- EXERCISE PASSAGE:
Commuters from outside London may need to pay more for their fares to fund London transport upgrades, a report into how to pay for the capital’s upgrades has suggested.
The report is timely as TfL faced a funding crisis, not of its making, but was already warning that the cost of maintaining the network for a growing population was higher than the revenues it earns from fares and taxes.
We live in strange times at the moment, and there has been a lot of armchair chatter about whether London even needs new office blocks and transport upgrades due to the change in working patterns caused by the lockdown.
While it’s to be expected that over the next few months to a year, that transport and central office usage will be lower than normal, these are going to return to pre-lockdown rates. This will happen even when more people work from home in the long term, as population and economic growth will more than compensate for that.
Maintenance will still be needed, which costs money, and as things wear out, better replacements which are longer lasting or cheaper to maintain become available.
The issue is how to fund this long term investment.
The report (pdf) notes that just as with other parts of the country, London should receive a reasonable baseline level of funding from central government, but it should also be prepared to raise supplemental revenues locally; but in return, must have the powers from central government to do that.
Central government funding for London is always a political topic, and even though London pays more into central government in taxes than it receives back in spending, there will always be complaints from the rest of the UK that the government spends more in London than it does elsewhere.
Allowing London to raise more money locally won’t stop the complaints — as I can attest on that forum for polite debate, Twitter. Whenever a locally funded transport project is announced, there will a flurry of well thought out responses debating the merits of how central government is spending money in London to the detriment of the regions — even when the funding is entirely locally raised.
However, a principle that taxes can be raised locally to fund local transport is one which could be used in London, and also across the UK to support regional transport upgrades.

- EXERCISE REQUIREMENTS: In the article on funding London's transport upgrades, who may need to pay more for their fares?

- SOURCE MATERIAL:

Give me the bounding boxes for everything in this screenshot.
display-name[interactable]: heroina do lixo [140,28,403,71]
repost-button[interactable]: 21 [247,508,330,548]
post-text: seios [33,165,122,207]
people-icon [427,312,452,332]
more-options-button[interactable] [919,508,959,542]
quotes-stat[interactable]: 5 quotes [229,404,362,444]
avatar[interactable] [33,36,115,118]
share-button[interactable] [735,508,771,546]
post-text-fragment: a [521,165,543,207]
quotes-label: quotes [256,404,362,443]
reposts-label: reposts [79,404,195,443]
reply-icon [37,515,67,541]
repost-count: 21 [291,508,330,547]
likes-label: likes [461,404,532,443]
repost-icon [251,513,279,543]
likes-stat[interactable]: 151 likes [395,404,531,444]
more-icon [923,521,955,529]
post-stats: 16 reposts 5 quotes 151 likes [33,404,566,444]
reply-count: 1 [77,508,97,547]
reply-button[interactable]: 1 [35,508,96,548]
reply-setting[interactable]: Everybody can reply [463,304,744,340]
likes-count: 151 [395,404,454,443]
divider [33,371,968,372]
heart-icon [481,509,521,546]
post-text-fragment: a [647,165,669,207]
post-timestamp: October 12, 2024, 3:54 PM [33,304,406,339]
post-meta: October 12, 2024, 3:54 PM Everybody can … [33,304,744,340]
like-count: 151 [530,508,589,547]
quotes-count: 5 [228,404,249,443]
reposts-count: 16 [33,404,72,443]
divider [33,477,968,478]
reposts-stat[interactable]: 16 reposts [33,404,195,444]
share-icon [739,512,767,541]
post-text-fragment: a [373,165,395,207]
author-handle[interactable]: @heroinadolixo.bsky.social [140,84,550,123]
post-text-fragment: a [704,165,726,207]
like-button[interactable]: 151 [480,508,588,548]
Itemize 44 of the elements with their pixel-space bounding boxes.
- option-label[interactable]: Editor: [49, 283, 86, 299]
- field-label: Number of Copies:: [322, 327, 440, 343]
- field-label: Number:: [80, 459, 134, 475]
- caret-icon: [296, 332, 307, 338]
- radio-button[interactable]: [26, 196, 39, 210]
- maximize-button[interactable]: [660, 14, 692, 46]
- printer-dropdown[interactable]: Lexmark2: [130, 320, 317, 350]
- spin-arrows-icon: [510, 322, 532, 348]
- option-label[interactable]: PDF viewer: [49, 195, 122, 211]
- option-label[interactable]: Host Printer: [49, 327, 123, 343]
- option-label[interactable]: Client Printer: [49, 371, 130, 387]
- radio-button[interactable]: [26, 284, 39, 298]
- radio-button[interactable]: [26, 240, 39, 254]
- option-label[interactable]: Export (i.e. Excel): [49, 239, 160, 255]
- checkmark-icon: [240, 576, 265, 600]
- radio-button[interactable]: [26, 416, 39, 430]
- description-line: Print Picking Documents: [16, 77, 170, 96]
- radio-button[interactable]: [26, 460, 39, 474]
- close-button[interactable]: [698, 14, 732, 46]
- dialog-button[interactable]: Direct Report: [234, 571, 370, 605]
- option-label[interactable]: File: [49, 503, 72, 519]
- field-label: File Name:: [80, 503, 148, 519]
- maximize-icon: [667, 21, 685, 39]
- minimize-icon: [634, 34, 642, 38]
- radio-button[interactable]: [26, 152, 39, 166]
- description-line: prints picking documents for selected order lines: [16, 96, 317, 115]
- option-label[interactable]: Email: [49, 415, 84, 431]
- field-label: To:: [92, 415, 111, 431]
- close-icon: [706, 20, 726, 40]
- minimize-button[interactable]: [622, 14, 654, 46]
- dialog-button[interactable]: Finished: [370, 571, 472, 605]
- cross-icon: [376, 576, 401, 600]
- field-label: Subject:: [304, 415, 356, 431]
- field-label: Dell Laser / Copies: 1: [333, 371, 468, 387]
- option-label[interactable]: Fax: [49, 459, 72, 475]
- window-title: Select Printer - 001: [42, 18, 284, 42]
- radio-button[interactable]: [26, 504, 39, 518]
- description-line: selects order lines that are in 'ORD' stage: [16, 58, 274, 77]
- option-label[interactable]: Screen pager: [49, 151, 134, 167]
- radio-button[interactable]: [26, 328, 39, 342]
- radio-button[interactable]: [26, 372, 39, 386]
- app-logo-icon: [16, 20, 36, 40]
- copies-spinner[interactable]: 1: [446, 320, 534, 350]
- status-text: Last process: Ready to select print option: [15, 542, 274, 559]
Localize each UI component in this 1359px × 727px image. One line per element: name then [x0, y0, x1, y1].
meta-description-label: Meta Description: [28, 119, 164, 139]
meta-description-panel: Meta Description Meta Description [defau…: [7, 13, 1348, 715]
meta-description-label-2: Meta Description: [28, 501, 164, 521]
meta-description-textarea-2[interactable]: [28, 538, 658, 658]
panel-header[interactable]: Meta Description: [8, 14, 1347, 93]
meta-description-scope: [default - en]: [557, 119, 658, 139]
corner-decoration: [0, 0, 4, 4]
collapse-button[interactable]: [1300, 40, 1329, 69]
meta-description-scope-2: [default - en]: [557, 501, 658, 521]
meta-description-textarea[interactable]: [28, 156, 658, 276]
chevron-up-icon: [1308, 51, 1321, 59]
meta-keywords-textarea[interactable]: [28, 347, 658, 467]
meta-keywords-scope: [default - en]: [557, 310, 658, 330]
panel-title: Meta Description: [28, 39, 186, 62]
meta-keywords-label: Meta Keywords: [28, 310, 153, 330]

- ANSWER TO THE PROBLEM: Commuters from outside London.